Select each line where the word "graph" appears.
####
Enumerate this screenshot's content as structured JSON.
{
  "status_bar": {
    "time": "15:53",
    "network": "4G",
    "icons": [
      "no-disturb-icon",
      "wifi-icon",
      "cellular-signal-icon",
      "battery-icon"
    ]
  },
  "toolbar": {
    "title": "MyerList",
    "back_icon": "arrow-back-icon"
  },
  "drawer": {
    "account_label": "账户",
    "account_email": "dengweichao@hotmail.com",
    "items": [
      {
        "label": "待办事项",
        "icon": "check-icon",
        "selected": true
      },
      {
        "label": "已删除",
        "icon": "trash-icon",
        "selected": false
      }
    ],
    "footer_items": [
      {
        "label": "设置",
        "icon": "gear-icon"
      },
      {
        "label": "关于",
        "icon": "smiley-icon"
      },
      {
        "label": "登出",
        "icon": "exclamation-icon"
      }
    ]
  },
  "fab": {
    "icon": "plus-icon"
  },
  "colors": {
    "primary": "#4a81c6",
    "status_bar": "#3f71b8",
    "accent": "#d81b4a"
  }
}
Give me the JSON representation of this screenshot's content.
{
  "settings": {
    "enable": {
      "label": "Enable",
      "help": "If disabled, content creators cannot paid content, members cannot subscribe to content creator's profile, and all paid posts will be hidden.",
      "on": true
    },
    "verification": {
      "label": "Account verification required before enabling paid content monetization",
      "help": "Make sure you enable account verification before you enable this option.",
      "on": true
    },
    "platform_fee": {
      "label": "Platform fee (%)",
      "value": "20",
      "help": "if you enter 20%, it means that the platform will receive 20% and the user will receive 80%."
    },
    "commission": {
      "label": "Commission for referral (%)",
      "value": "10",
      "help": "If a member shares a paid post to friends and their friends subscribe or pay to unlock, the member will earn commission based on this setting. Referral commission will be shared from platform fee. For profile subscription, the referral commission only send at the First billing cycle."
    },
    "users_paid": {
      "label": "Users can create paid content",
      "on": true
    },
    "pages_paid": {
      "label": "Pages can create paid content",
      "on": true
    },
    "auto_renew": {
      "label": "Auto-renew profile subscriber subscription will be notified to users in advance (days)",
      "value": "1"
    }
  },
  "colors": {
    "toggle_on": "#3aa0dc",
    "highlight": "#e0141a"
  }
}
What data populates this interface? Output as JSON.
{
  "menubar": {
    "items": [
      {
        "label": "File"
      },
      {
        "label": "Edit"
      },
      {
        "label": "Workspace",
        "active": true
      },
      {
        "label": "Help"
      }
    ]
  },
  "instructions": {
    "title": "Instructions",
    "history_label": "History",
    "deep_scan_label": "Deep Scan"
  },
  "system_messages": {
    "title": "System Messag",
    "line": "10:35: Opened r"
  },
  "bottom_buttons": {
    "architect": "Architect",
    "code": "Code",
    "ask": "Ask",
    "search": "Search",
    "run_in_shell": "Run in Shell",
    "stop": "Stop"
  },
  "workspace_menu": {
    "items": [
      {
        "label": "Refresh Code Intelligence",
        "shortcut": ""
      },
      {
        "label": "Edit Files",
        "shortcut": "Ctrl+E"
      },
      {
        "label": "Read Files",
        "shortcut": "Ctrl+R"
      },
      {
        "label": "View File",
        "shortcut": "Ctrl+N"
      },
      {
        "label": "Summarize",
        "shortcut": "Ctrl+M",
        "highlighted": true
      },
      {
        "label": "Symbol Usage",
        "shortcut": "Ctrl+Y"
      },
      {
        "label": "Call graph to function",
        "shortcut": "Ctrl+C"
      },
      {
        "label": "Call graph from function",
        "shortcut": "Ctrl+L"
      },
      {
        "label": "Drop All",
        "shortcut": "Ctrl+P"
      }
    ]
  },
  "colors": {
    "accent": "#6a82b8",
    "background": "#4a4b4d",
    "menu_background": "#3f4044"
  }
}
####
*Reply to the task*
        "label": "Call graph to function",
        "label": "Call graph from function",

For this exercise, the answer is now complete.